▶ AIM: Return each line that holds the word "concentration".

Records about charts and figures
* START *

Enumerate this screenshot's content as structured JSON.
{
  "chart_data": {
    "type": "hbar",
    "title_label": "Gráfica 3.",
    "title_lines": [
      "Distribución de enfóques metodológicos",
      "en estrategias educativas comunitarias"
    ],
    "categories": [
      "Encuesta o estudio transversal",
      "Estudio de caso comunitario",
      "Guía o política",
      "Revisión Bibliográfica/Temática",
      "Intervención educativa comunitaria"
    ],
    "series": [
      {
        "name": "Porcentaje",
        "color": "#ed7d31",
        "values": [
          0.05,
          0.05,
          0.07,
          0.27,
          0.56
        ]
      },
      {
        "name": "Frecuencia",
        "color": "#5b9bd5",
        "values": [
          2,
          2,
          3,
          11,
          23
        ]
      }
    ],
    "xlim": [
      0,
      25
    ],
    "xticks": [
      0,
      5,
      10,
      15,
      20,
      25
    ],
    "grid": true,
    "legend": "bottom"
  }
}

* END *
* START *

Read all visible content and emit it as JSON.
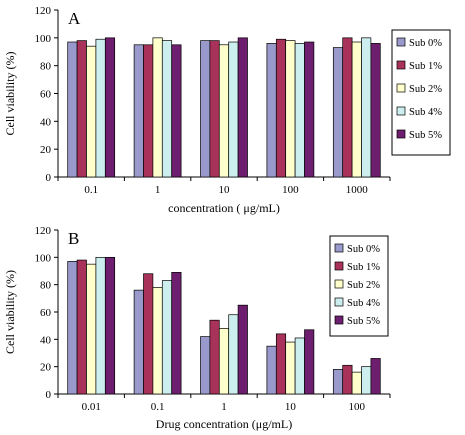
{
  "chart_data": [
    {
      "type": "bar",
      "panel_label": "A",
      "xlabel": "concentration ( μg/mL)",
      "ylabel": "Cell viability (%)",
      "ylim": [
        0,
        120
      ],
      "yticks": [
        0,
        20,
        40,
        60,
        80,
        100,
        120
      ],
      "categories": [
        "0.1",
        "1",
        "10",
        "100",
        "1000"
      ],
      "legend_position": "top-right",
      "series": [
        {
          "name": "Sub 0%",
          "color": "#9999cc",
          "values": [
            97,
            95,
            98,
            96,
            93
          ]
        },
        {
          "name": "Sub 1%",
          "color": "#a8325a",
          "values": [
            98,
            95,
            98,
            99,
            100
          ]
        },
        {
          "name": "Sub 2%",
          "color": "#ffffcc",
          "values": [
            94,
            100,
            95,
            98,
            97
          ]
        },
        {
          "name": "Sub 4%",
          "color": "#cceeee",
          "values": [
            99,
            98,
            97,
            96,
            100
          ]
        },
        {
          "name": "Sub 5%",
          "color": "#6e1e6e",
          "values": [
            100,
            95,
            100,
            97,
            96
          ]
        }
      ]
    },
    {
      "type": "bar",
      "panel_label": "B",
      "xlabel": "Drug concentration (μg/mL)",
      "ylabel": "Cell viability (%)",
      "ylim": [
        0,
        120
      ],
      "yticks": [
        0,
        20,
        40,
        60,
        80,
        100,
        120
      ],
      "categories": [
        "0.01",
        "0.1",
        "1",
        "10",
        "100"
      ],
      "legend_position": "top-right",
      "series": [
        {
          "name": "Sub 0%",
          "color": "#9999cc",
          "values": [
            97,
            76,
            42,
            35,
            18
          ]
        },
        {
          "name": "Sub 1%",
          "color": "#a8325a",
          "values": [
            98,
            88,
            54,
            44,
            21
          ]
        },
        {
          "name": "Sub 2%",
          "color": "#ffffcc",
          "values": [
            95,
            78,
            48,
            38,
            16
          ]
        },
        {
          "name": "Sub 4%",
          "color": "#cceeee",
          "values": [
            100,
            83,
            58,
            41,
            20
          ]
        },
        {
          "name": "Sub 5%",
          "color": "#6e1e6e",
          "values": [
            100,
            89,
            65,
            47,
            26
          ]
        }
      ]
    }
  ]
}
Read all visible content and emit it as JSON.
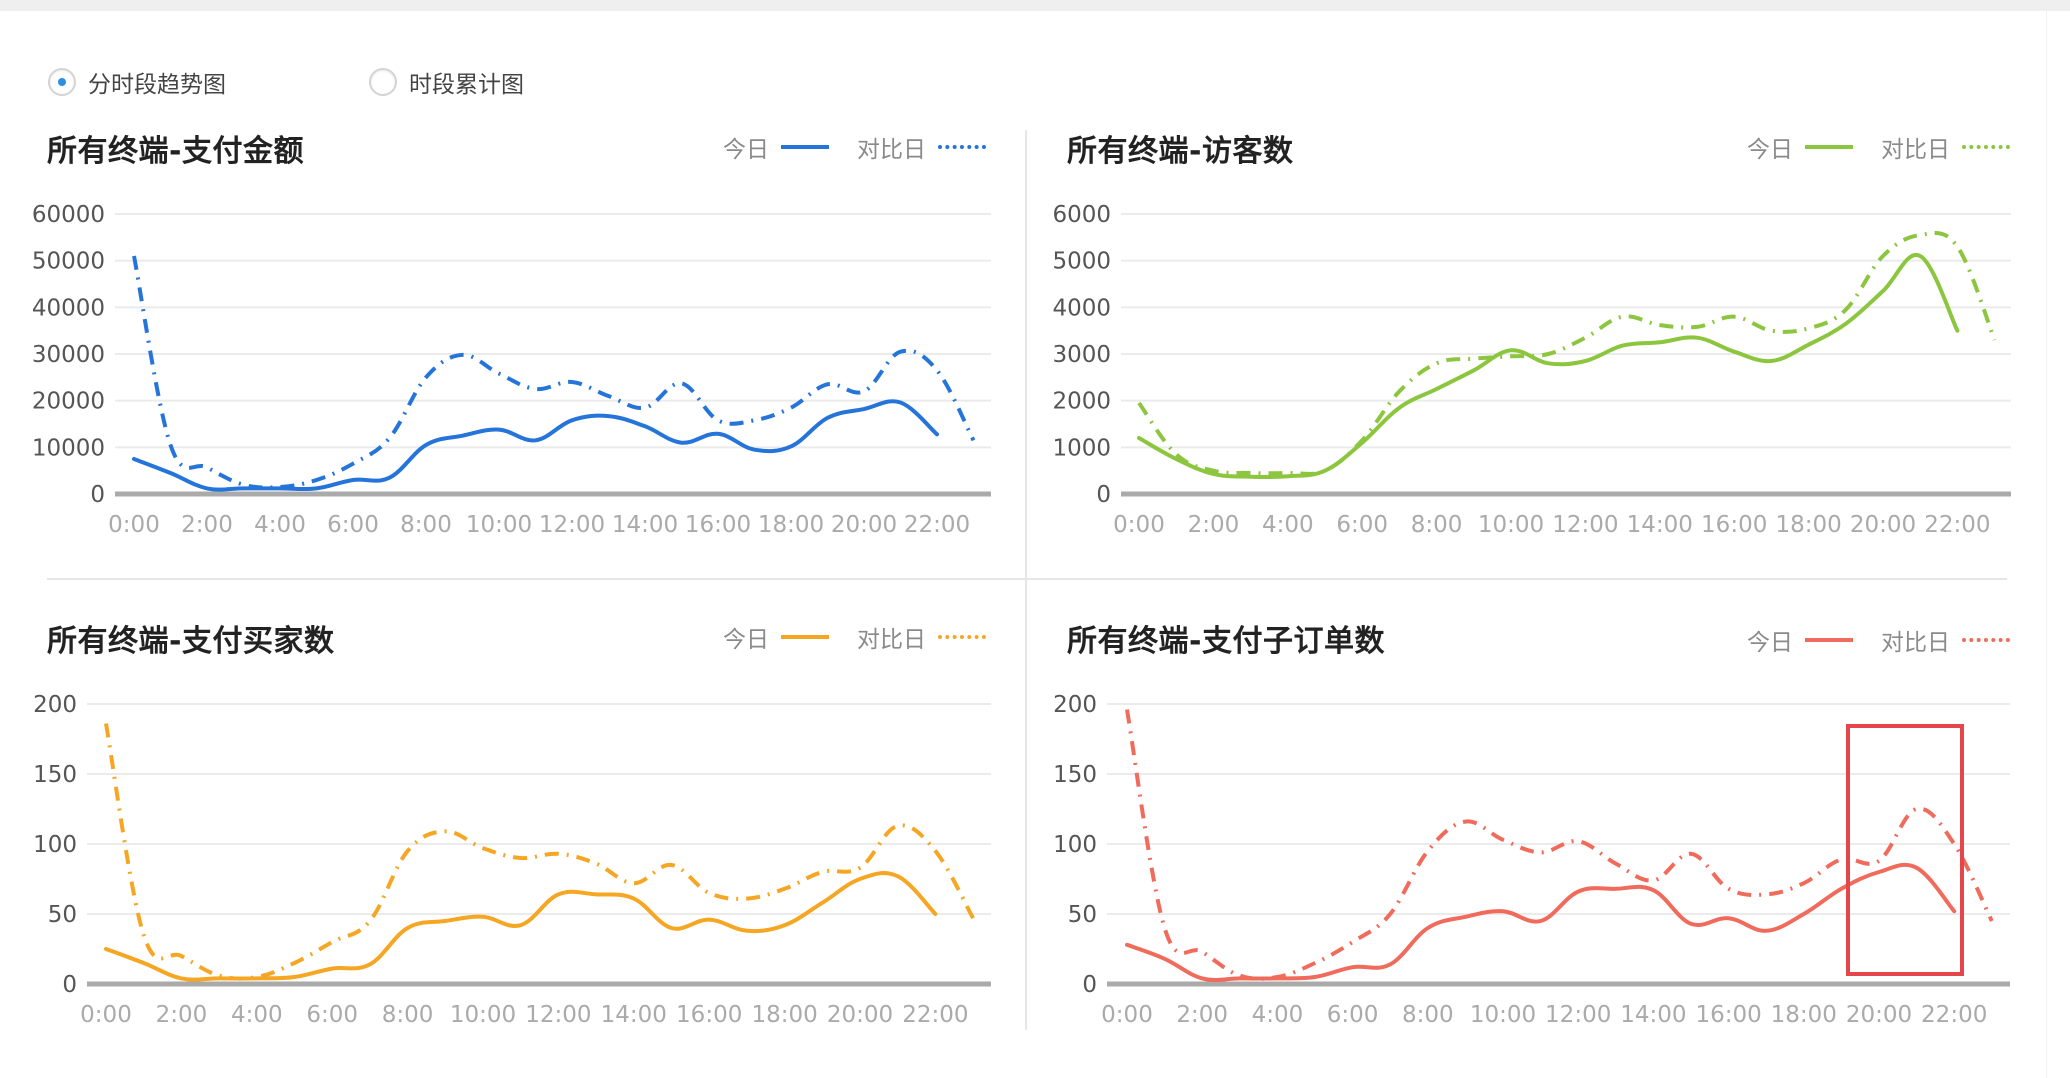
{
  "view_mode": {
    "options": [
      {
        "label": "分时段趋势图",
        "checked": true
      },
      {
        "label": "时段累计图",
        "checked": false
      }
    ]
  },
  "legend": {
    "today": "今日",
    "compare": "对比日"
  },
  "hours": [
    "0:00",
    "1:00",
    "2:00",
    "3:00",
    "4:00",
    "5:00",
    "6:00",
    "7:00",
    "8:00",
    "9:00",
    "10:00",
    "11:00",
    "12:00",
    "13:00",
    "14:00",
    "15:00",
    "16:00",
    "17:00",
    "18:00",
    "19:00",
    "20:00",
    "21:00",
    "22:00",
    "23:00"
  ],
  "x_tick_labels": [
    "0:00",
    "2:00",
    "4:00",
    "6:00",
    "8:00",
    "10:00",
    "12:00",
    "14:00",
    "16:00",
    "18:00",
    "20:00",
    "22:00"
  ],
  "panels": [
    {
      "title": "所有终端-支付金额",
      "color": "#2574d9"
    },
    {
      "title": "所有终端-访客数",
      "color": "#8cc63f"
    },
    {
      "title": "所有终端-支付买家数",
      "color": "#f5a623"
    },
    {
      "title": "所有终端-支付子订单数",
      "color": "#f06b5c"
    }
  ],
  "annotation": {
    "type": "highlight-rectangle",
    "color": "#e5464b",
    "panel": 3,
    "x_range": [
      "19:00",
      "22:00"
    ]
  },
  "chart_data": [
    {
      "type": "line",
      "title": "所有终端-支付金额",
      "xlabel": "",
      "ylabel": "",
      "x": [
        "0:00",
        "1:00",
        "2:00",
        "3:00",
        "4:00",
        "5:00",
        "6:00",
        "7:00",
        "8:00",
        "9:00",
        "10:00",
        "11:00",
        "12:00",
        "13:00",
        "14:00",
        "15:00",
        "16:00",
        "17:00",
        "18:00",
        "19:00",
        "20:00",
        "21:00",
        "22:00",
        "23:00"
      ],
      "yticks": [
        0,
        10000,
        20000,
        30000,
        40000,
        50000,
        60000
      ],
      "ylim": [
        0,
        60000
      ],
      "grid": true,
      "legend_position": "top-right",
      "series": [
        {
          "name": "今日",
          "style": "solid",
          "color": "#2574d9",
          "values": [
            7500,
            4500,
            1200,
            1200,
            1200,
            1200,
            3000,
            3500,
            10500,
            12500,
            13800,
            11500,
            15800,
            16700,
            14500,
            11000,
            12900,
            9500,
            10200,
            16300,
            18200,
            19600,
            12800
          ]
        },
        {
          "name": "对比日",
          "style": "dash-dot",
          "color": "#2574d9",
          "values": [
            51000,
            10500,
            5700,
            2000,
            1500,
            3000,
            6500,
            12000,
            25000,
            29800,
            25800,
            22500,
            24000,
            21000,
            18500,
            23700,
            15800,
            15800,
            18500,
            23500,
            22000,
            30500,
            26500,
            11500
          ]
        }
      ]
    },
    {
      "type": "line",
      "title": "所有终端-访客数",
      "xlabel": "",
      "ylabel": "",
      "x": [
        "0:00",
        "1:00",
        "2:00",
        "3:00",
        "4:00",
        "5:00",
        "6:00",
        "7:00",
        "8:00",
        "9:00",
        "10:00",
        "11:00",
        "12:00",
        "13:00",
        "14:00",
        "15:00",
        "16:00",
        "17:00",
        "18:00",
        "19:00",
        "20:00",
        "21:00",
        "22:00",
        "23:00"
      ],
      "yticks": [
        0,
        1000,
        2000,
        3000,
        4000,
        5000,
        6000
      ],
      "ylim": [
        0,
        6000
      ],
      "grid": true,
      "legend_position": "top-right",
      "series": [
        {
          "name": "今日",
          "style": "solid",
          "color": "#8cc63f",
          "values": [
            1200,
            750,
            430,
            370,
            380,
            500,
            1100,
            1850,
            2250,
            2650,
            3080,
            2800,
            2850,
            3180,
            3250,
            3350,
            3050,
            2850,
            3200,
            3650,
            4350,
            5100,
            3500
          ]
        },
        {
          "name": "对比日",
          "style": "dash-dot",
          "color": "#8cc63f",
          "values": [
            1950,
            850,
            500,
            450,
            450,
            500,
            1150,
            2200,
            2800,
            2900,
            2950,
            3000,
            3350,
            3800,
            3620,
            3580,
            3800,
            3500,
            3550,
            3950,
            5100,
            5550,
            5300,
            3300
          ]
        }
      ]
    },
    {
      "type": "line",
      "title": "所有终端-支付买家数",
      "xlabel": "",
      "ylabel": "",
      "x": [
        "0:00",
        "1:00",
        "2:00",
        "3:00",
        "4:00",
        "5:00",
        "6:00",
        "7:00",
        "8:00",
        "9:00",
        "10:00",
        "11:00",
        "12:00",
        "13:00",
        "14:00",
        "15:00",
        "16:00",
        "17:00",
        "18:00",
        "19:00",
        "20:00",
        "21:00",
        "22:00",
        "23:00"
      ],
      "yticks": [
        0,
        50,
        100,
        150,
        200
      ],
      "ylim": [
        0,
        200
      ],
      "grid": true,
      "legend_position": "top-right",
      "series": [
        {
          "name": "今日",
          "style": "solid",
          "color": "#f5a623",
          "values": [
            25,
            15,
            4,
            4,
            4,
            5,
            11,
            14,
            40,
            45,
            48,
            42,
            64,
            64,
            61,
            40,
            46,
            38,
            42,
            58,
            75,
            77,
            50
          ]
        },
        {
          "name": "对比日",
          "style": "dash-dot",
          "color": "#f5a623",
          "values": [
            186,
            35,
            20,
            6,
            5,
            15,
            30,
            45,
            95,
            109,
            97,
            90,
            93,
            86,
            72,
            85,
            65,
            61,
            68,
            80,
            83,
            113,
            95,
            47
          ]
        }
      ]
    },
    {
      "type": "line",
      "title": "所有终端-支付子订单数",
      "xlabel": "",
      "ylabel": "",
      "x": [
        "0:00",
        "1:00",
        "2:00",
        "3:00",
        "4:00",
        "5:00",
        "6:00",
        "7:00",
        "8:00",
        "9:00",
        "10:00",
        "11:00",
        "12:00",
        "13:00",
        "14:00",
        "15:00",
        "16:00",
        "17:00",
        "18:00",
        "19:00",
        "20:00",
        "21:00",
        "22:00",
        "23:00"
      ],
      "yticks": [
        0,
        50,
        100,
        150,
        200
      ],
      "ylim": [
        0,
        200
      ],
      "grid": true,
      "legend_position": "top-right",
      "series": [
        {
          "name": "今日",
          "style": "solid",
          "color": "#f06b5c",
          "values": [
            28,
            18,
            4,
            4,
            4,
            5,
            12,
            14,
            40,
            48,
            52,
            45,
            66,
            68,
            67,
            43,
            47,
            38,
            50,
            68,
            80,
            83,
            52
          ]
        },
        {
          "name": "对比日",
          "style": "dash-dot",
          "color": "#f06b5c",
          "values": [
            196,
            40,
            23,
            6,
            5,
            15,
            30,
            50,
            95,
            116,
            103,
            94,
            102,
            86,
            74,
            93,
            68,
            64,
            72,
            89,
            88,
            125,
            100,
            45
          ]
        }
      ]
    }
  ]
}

* END *

▶ TASK ANSWER:
      "xlabel": "concentration ( μg/mL)",
      "xlabel": "Drug concentration (μg/mL)",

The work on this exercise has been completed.